_EXERCISE GOAL_. Count the lines in the entries below that contain the string "time", with matching case. Reply with only the number.

==== SUPPLIED INFORMATION ====

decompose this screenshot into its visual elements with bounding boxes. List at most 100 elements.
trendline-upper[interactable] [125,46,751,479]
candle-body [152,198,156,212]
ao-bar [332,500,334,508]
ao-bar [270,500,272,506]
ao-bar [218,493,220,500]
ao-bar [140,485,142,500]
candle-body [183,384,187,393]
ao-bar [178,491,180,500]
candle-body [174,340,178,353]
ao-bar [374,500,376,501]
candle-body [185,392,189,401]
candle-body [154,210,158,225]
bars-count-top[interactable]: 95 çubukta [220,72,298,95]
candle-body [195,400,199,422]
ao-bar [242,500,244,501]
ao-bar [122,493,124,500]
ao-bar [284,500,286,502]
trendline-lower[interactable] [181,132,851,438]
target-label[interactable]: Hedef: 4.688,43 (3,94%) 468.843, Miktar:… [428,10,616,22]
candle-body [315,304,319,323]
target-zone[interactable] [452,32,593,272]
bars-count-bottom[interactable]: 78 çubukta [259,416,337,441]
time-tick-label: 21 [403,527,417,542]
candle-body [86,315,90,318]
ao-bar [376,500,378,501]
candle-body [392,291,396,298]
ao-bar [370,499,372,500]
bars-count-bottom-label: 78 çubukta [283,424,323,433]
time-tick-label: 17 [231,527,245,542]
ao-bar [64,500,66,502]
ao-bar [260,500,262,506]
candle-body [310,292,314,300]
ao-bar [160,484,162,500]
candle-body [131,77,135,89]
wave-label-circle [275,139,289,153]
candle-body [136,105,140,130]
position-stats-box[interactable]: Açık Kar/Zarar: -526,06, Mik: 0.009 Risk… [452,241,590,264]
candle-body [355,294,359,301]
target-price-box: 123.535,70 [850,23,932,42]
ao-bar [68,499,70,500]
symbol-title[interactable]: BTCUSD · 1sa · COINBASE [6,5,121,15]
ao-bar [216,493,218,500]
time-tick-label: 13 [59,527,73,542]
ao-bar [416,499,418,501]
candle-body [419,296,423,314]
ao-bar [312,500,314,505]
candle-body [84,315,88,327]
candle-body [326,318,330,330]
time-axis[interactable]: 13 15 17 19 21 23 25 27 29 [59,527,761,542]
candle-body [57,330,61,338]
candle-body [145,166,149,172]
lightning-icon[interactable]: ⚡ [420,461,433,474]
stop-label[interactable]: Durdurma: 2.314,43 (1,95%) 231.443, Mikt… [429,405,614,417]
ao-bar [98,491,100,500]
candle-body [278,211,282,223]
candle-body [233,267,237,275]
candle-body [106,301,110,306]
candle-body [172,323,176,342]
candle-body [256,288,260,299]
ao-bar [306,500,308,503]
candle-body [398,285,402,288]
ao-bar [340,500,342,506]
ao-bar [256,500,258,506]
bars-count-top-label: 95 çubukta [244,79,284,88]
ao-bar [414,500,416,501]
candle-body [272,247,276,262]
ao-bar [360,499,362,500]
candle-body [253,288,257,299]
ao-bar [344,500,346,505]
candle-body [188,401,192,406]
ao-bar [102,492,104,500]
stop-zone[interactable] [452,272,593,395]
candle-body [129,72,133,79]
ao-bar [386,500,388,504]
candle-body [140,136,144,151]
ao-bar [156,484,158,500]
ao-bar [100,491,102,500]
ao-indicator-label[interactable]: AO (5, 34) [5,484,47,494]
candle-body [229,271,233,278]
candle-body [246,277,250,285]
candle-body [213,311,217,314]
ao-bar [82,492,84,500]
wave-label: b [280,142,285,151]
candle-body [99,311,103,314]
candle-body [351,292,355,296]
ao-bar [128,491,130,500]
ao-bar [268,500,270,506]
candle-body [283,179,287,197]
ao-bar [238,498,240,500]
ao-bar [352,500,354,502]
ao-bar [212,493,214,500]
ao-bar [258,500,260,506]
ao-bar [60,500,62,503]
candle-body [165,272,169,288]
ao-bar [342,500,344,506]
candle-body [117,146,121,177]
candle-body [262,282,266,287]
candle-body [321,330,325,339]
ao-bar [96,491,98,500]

====

_THE ANSWER_. 4